[START OF Given entries]

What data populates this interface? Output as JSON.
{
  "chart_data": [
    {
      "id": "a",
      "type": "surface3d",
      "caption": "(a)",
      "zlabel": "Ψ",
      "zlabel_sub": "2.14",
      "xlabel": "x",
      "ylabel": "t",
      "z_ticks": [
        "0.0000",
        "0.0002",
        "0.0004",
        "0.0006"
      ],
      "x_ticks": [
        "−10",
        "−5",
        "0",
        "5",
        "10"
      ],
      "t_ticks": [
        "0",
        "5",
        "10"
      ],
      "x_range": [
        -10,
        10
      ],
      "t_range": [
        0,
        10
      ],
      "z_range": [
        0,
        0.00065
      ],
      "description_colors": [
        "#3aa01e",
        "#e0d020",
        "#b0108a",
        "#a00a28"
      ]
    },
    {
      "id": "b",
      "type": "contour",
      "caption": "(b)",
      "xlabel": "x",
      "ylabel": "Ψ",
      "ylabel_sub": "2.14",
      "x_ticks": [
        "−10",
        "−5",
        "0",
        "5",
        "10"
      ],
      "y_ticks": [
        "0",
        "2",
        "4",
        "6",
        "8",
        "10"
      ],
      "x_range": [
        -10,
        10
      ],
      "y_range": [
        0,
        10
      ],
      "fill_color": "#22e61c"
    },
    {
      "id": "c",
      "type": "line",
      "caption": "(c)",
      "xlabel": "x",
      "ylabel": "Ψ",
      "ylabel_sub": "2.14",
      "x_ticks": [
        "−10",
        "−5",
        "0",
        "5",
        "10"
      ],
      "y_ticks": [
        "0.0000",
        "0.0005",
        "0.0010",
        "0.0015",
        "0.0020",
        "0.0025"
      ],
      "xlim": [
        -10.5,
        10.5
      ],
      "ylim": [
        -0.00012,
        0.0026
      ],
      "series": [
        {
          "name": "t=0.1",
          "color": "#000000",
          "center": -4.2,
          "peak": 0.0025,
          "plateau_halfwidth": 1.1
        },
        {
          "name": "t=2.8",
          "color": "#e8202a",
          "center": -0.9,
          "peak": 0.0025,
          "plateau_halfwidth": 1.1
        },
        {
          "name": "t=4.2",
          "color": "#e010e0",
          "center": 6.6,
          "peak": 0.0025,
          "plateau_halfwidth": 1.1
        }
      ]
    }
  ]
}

[END OF Given entries]

# Instructions for the task:
Identify the lines in the entries that hold "type" and return each one.

# Exercise response:
      "type": "surface3d",
      "type": "contour",
      "type": "line",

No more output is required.